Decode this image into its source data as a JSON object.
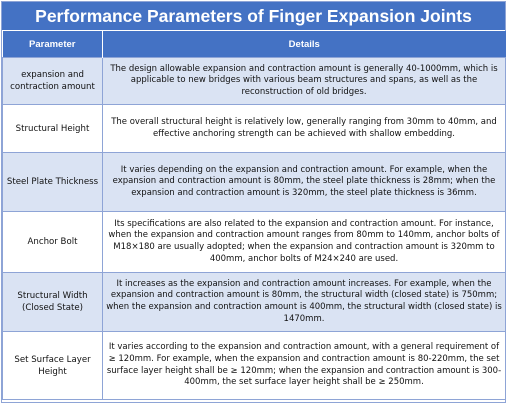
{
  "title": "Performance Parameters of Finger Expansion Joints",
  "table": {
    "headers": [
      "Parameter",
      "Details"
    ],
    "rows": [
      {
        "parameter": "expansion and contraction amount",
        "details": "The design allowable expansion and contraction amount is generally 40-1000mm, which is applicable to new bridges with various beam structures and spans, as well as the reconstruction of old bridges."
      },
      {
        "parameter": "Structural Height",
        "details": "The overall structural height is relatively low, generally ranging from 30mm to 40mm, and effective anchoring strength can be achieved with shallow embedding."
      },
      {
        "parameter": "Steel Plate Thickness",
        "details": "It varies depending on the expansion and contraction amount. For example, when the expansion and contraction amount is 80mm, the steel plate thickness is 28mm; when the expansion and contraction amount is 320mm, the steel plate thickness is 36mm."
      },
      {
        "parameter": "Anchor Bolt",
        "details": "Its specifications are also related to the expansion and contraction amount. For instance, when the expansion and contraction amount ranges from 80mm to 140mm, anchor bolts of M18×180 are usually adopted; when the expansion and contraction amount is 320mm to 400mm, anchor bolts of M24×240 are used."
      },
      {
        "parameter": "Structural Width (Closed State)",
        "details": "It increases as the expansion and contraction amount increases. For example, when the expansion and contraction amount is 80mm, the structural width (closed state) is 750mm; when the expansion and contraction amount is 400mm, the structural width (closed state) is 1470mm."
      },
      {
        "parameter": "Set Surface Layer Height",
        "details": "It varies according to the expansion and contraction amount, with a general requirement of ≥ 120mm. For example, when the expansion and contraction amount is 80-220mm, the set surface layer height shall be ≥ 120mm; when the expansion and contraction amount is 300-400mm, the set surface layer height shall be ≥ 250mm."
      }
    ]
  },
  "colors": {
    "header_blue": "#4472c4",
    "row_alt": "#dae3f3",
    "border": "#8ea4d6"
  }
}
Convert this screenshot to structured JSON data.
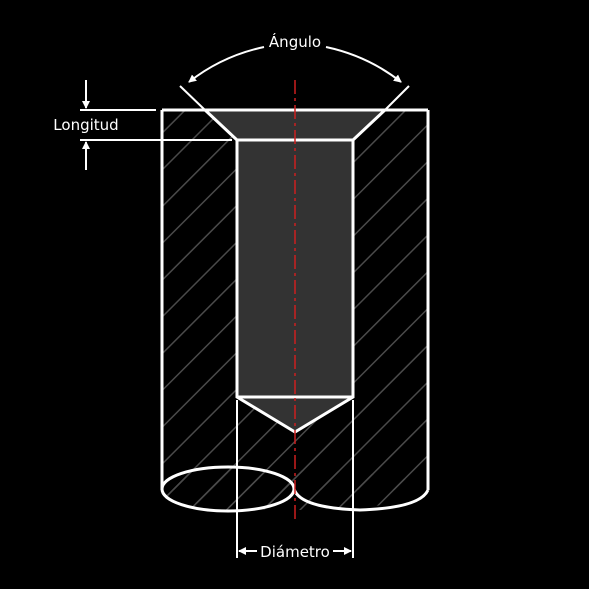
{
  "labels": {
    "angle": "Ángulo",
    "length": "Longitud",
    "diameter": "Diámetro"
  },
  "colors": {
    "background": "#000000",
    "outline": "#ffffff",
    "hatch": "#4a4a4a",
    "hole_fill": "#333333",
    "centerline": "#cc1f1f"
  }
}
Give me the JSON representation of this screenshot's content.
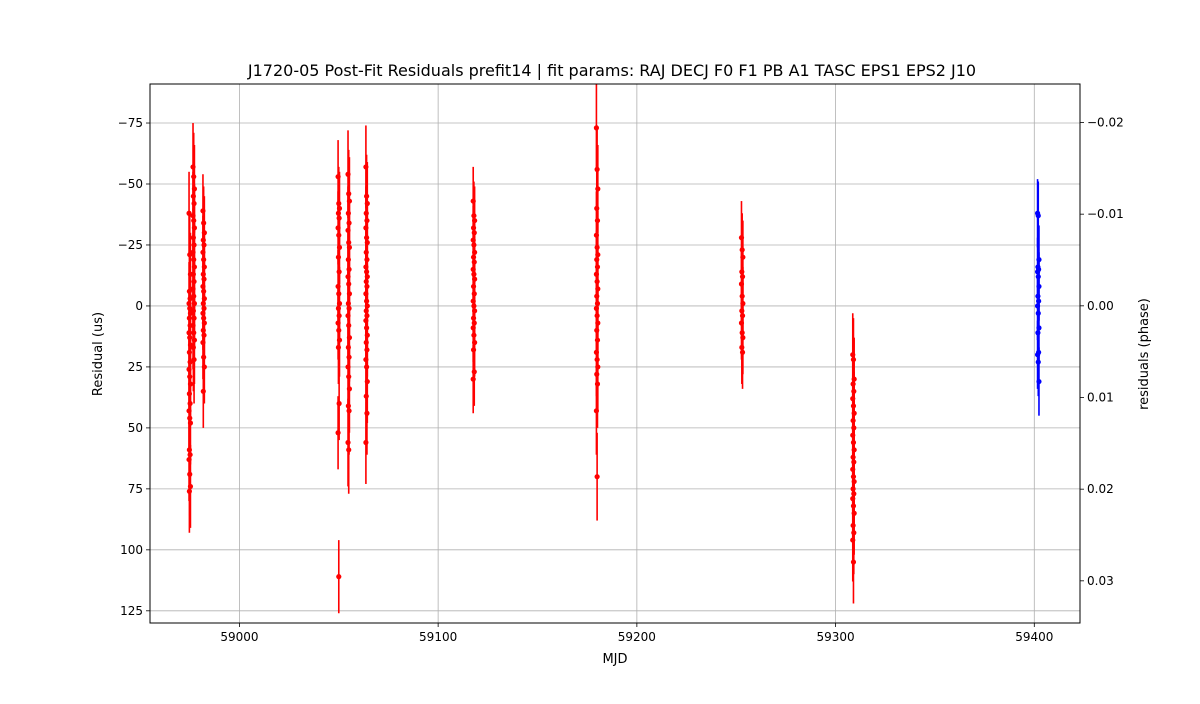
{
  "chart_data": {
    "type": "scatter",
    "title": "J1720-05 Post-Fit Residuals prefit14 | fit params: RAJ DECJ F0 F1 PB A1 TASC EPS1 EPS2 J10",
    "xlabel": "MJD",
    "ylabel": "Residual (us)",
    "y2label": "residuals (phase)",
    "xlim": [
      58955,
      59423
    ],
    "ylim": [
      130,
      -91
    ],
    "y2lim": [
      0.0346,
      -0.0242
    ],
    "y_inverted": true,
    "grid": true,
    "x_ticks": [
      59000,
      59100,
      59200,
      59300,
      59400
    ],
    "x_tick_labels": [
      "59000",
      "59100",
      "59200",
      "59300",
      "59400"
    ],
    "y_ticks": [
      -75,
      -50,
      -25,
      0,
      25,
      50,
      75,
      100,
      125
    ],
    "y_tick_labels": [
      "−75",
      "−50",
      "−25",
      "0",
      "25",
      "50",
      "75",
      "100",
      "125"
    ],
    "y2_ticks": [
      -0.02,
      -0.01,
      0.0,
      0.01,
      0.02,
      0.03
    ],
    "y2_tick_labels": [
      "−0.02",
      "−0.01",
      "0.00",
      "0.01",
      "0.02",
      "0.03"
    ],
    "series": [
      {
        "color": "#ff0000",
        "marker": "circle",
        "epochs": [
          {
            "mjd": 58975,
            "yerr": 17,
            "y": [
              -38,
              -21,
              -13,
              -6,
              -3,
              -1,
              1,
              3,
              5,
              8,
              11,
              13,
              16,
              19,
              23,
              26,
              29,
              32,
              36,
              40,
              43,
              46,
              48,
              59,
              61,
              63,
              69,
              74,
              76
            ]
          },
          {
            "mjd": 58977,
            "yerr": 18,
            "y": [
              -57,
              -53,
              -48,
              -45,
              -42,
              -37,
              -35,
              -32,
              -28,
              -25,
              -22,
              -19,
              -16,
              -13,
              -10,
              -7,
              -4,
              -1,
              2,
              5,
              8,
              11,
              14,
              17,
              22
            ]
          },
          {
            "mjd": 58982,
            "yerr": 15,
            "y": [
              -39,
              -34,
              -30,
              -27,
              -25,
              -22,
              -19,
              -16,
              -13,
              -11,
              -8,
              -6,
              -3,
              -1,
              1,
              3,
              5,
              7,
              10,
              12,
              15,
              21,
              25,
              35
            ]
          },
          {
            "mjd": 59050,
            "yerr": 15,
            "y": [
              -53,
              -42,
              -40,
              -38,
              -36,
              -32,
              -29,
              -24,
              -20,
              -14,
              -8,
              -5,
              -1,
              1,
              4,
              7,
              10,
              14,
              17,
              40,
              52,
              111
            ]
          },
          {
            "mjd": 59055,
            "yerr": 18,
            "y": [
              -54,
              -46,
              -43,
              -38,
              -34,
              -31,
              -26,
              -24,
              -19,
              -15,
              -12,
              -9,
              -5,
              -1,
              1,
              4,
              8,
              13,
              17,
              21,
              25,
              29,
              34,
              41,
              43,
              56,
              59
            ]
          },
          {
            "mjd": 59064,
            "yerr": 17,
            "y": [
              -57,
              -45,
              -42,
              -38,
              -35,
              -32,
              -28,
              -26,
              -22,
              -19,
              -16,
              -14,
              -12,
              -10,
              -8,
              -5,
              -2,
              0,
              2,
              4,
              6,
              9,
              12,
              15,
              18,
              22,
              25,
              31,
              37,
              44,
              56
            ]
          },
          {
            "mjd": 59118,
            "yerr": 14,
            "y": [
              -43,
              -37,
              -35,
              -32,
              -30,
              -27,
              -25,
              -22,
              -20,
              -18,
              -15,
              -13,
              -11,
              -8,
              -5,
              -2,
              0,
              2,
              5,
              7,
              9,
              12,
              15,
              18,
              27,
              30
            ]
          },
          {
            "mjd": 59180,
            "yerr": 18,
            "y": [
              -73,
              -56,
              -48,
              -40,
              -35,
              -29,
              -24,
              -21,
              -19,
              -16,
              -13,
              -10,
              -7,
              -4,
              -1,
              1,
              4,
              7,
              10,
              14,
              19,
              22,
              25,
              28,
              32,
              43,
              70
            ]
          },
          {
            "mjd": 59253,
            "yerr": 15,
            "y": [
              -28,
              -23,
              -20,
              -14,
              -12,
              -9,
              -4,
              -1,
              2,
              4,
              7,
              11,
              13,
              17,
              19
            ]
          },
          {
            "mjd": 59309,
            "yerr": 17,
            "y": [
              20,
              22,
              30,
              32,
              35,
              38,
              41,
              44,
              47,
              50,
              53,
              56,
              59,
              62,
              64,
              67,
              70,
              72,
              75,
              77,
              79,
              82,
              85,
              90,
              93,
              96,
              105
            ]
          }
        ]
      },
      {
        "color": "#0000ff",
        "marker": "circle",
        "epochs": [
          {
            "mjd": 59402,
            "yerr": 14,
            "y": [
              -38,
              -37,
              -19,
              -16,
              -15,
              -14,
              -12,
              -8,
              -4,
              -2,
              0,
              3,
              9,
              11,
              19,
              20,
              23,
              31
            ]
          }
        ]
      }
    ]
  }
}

——

Give an exact copy of the material, leaving out every picture.

Decode this image into its source data as a JSON object.
{
  "title": "Performance Parameters of Finger Expansion Joints",
  "table": {
    "headers": [
      "Parameter",
      "Details"
    ],
    "rows": [
      {
        "parameter": "expansion and contraction amount",
        "details": "The design allowable expansion and contraction amount is generally 40-1000mm, which is applicable to new bridges with various beam structures and spans, as well as the reconstruction of old bridges."
      },
      {
        "parameter": "Structural Height",
        "details": "The overall structural height is relatively low, generally ranging from 30mm to 40mm, and effective anchoring strength can be achieved with shallow embedding."
      },
      {
        "parameter": "Steel Plate Thickness",
        "details": "It varies depending on the expansion and contraction amount. For example, when the expansion and contraction amount is 80mm, the steel plate thickness is 28mm; when the expansion and contraction amount is 320mm, the steel plate thickness is 36mm."
      },
      {
        "parameter": "Anchor Bolt",
        "details": "Its specifications are also related to the expansion and contraction amount. For instance, when the expansion and contraction amount ranges from 80mm to 140mm, anchor bolts of M18×180 are usually adopted; when the expansion and contraction amount is 320mm to 400mm, anchor bolts of M24×240 are used."
      },
      {
        "parameter": "Structural Width (Closed State)",
        "details": "It increases as the expansion and contraction amount increases. For example, when the expansion and contraction amount is 80mm, the structural width (closed state) is 750mm; when the expansion and contraction amount is 400mm, the structural width (closed state) is 1470mm."
      },
      {
        "parameter": "Set Surface Layer Height",
        "details": "It varies according to the expansion and contraction amount, with a general requirement of ≥ 120mm. For example, when the expansion and contraction amount is 80-220mm, the set surface layer height shall be ≥ 120mm; when the expansion and contraction amount is 300-400mm, the set surface layer height shall be ≥ 250mm."
      }
    ]
  },
  "colors": {
    "header_blue": "#4472c4",
    "row_alt": "#dae3f3",
    "border": "#8ea4d6"
  }
}
Convert this screenshot to structured JSON data.
{
  "labels": {
    "angle": "Ángulo",
    "length": "Longitud",
    "diameter": "Diámetro"
  },
  "colors": {
    "background": "#000000",
    "outline": "#ffffff",
    "hatch": "#4a4a4a",
    "hole_fill": "#333333",
    "centerline": "#cc1f1f"
  }
}
Give me the JSON representation of this screenshot's content.
{
  "chart_data": {
    "type": "scatter",
    "title": "J1720-05 Post-Fit Residuals prefit14 | fit params: RAJ DECJ F0 F1 PB A1 TASC EPS1 EPS2 J10",
    "xlabel": "MJD",
    "ylabel": "Residual (us)",
    "y2label": "residuals (phase)",
    "xlim": [
      58955,
      59423
    ],
    "ylim": [
      130,
      -91
    ],
    "y2lim": [
      0.0346,
      -0.0242
    ],
    "y_inverted": true,
    "grid": true,
    "x_ticks": [
      59000,
      59100,
      59200,
      59300,
      59400
    ],
    "x_tick_labels": [
      "59000",
      "59100",
      "59200",
      "59300",
      "59400"
    ],
    "y_ticks": [
      -75,
      -50,
      -25,
      0,
      25,
      50,
      75,
      100,
      125
    ],
    "y_tick_labels": [
      "−75",
      "−50",
      "−25",
      "0",
      "25",
      "50",
      "75",
      "100",
      "125"
    ],
    "y2_ticks": [
      -0.02,
      -0.01,
      0.0,
      0.01,
      0.02,
      0.03
    ],
    "y2_tick_labels": [
      "−0.02",
      "−0.01",
      "0.00",
      "0.01",
      "0.02",
      "0.03"
    ],
    "series": [
      {
        "color": "#ff0000",
        "marker": "circle",
        "epochs": [
          {
            "mjd": 58975,
            "yerr": 17,
            "y": [
              -38,
              -21,
              -13,
              -6,
              -3,
              -1,
              1,
              3,
              5,
              8,
              11,
              13,
              16,
              19,
              23,
              26,
              29,
              32,
              36,
              40,
              43,
              46,
              48,
              59,
              61,
              63,
              69,
              74,
              76
            ]
          },
          {
            "mjd": 58977,
            "yerr": 18,
            "y": [
              -57,
              -53,
              -48,
              -45,
              -42,
              -37,
              -35,
              -32,
              -28,
              -25,
              -22,
              -19,
              -16,
              -13,
              -10,
              -7,
              -4,
              -1,
              2,
              5,
              8,
              11,
              14,
              17,
              22
            ]
          },
          {
            "mjd": 58982,
            "yerr": 15,
            "y": [
              -39,
              -34,
              -30,
              -27,
              -25,
              -22,
              -19,
              -16,
              -13,
              -11,
              -8,
              -6,
              -3,
              -1,
              1,
              3,
              5,
              7,
              10,
              12,
              15,
              21,
              25,
              35
            ]
          },
          {
            "mjd": 59050,
            "yerr": 15,
            "y": [
              -53,
              -42,
              -40,
              -38,
              -36,
              -32,
              -29,
              -24,
              -20,
              -14,
              -8,
              -5,
              -1,
              1,
              4,
              7,
              10,
              14,
              17,
              40,
              52,
              111
            ]
          },
          {
            "mjd": 59055,
            "yerr": 18,
            "y": [
              -54,
              -46,
              -43,
              -38,
              -34,
              -31,
              -26,
              -24,
              -19,
              -15,
              -12,
              -9,
              -5,
              -1,
              1,
              4,
              8,
              13,
              17,
              21,
              25,
              29,
              34,
              41,
              43,
              56,
              59
            ]
          },
          {
            "mjd": 59064,
            "yerr": 17,
            "y": [
              -57,
              -45,
              -42,
              -38,
              -35,
              -32,
              -28,
              -26,
              -22,
              -19,
              -16,
              -14,
              -12,
              -10,
              -8,
              -5,
              -2,
              0,
              2,
              4,
              6,
              9,
              12,
              15,
              18,
              22,
              25,
              31,
              37,
              44,
              56
            ]
          },
          {
            "mjd": 59118,
            "yerr": 14,
            "y": [
              -43,
              -37,
              -35,
              -32,
              -30,
              -27,
              -25,
              -22,
              -20,
              -18,
              -15,
              -13,
              -11,
              -8,
              -5,
              -2,
              0,
              2,
              5,
              7,
              9,
              12,
              15,
              18,
              27,
              30
            ]
          },
          {
            "mjd": 59180,
            "yerr": 18,
            "y": [
              -73,
              -56,
              -48,
              -40,
              -35,
              -29,
              -24,
              -21,
              -19,
              -16,
              -13,
              -10,
              -7,
              -4,
              -1,
              1,
              4,
              7,
              10,
              14,
              19,
              22,
              25,
              28,
              32,
              43,
              70
            ]
          },
          {
            "mjd": 59253,
            "yerr": 15,
            "y": [
              -28,
              -23,
              -20,
              -14,
              -12,
              -9,
              -4,
              -1,
              2,
              4,
              7,
              11,
              13,
              17,
              19
            ]
          },
          {
            "mjd": 59309,
            "yerr": 17,
            "y": [
              20,
              22,
              30,
              32,
              35,
              38,
              41,
              44,
              47,
              50,
              53,
              56,
              59,
              62,
              64,
              67,
              70,
              72,
              75,
              77,
              79,
              82,
              85,
              90,
              93,
              96,
              105
            ]
          }
        ]
      },
      {
        "color": "#0000ff",
        "marker": "circle",
        "epochs": [
          {
            "mjd": 59402,
            "yerr": 14,
            "y": [
              -38,
              -37,
              -19,
              -16,
              -15,
              -14,
              -12,
              -8,
              -4,
              -2,
              0,
              3,
              9,
              11,
              19,
              20,
              23,
              31
            ]
          }
        ]
      }
    ]
  }
}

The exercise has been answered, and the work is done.